◆ Exercise aim
The answer must consist of every line below that contains the word "Wurms".

==================================================

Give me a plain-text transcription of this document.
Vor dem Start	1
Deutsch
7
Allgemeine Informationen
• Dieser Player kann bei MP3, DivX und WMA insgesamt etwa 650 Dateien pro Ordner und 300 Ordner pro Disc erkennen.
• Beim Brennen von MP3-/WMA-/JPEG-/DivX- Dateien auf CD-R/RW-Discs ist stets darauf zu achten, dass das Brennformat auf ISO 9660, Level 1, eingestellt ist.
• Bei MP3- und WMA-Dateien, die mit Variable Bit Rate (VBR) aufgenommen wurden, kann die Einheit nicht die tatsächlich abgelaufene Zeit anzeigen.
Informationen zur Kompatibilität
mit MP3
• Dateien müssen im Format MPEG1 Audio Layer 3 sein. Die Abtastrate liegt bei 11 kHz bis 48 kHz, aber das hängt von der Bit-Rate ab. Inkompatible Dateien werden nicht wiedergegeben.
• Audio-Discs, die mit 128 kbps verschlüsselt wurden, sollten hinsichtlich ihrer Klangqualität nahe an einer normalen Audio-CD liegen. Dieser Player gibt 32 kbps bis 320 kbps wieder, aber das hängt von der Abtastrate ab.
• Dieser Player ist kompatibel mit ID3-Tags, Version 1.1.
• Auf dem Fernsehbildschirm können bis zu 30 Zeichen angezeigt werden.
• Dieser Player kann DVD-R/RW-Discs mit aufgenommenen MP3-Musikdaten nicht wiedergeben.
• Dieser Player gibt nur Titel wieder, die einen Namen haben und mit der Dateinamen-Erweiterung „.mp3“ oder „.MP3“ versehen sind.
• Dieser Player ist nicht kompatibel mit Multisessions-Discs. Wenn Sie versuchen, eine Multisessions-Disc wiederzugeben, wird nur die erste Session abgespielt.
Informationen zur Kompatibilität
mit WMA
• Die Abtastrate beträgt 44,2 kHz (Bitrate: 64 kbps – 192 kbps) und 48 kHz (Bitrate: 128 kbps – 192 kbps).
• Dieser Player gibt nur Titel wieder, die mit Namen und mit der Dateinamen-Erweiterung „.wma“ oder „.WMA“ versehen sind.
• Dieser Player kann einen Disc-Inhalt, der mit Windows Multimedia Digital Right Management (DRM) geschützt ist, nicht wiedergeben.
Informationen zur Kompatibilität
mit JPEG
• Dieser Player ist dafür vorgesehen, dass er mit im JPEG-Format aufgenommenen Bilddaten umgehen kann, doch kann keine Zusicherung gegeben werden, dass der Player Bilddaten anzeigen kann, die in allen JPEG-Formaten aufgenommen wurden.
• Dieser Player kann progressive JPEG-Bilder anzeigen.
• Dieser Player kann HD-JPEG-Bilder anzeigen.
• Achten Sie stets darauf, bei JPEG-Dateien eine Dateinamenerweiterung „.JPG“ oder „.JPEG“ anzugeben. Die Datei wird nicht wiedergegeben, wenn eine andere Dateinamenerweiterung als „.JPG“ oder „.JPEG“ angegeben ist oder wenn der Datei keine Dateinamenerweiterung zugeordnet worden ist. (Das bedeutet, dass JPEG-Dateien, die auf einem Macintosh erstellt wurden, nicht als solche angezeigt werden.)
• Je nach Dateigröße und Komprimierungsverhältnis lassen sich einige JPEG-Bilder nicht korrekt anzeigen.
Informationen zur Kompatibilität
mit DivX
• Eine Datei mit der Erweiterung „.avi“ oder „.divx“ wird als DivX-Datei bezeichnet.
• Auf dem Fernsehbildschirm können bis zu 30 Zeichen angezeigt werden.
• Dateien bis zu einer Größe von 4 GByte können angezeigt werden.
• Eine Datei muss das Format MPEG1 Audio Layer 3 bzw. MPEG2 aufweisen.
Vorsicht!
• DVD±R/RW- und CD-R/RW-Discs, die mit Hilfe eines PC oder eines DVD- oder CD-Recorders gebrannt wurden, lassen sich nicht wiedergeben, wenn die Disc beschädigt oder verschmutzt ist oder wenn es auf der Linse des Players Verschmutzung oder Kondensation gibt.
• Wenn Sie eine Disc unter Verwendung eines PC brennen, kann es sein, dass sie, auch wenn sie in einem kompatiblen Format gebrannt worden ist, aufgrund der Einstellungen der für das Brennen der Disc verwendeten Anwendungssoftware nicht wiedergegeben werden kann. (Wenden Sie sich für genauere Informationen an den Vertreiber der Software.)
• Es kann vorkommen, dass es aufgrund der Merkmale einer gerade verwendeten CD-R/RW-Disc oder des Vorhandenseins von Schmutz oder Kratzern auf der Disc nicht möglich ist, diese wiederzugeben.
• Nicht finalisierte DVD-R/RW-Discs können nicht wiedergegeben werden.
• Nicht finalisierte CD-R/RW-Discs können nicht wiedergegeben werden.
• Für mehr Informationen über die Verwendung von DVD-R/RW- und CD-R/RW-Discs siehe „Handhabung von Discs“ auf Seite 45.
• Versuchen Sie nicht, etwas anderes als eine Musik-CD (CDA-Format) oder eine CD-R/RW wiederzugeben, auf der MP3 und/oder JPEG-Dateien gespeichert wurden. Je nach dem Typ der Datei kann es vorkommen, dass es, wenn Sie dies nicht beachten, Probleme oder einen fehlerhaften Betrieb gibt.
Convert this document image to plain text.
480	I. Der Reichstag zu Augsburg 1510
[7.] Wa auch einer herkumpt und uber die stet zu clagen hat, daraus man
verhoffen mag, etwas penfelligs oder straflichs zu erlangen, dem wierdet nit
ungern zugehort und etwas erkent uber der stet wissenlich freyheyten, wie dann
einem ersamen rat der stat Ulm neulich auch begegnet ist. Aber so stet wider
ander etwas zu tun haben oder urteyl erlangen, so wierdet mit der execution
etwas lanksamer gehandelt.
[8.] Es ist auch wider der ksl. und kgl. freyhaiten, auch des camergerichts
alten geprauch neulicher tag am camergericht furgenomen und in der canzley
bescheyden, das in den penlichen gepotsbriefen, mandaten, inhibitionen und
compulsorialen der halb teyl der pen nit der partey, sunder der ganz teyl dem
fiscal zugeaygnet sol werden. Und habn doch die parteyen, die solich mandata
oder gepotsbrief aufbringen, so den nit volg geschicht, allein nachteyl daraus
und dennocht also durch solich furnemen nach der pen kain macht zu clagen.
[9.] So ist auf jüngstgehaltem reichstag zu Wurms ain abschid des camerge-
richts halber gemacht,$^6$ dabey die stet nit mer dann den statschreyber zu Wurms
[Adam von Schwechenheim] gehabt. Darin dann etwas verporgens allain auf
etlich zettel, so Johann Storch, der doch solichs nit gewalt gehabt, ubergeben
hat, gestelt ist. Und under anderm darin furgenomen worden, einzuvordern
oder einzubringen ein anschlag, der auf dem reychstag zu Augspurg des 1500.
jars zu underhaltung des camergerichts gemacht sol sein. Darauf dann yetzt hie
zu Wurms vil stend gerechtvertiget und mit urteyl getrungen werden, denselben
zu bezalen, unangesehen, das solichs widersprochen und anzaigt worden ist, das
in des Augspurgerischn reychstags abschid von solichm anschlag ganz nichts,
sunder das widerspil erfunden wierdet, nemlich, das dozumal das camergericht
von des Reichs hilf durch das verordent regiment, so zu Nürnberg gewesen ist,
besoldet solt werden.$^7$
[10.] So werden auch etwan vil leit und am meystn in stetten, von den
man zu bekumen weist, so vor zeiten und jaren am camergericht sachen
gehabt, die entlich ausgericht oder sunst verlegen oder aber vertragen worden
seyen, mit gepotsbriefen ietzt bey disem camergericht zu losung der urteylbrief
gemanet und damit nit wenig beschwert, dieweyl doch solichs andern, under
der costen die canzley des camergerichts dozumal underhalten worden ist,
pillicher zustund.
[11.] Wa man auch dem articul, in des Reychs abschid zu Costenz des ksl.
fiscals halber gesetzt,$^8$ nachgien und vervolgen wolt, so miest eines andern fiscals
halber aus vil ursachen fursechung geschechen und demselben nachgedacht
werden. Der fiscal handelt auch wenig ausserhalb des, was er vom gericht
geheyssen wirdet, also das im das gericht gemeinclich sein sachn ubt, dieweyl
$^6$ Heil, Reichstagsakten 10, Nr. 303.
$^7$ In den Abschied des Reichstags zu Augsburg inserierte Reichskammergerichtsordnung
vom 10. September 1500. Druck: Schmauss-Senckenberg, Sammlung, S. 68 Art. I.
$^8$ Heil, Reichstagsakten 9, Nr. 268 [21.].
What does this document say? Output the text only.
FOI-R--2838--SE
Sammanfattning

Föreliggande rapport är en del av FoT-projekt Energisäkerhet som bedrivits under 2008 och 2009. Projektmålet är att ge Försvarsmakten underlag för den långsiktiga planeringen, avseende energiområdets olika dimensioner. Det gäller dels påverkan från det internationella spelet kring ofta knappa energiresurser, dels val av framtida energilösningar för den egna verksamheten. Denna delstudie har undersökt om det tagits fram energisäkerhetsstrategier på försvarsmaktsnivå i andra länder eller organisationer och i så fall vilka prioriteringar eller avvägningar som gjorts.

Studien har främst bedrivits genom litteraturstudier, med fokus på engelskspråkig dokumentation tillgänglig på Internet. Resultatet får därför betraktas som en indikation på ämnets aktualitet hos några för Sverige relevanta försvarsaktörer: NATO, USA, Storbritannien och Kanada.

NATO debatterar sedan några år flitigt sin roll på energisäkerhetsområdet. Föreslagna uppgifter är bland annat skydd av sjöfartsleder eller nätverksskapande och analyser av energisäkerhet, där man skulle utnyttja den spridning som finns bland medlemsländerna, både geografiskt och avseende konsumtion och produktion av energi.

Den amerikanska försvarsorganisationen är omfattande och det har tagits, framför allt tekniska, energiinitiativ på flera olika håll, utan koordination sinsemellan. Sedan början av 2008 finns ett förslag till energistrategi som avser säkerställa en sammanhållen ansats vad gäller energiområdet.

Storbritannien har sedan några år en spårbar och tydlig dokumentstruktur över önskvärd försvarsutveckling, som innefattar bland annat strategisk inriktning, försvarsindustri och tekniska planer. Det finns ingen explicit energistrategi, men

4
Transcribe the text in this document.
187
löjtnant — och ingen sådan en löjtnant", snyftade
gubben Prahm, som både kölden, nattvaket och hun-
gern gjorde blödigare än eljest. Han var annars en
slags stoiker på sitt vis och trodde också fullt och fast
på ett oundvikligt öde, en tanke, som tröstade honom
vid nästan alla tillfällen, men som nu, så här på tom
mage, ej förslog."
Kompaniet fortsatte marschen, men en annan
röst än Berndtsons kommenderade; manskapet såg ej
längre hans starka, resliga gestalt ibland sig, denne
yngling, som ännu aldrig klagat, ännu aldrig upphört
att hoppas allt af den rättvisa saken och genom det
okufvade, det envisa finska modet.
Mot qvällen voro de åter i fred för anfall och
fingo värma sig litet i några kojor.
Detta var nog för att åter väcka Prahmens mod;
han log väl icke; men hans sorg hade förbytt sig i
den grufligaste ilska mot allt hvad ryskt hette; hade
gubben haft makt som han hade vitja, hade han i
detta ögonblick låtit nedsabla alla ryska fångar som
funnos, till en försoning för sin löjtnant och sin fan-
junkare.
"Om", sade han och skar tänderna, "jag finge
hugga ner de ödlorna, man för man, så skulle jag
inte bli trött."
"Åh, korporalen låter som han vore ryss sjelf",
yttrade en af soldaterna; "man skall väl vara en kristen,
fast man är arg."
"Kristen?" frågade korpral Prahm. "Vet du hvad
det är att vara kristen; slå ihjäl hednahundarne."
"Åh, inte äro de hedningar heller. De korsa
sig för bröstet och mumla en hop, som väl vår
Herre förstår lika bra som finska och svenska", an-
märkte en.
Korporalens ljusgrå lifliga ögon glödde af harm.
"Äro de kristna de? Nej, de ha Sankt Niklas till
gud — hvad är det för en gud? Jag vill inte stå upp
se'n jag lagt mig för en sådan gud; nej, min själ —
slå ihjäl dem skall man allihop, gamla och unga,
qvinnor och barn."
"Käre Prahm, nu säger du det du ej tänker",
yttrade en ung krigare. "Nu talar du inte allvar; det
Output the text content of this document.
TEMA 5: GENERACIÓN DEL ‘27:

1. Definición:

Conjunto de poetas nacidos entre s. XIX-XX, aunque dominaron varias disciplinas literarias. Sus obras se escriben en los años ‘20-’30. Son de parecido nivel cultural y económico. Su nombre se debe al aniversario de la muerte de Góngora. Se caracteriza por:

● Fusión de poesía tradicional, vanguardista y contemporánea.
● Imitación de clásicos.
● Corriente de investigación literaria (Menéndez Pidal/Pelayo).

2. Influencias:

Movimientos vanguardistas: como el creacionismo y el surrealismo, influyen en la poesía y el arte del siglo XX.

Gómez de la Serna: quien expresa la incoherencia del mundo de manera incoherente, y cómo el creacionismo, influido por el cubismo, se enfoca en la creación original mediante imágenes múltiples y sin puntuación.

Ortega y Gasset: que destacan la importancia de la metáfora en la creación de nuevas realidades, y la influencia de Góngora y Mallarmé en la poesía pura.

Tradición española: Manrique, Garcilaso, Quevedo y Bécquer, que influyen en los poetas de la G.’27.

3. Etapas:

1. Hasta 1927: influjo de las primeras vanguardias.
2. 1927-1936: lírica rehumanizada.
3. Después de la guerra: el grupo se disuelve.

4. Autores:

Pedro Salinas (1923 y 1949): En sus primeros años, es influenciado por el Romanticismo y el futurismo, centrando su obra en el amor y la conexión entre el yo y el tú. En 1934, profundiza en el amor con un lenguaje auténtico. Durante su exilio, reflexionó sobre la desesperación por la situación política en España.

==================================================

◆ Task output
[9.] So ist auf jüngstgehaltem reichstag zu Wurms ain abschid des camerge-
richts halber gemacht,$^6$ dabey die stet nit mer dann den statschreyber zu Wurms
zu Wurms vil stend gerechtvertiget und mit urteyl getrungen werden, denselben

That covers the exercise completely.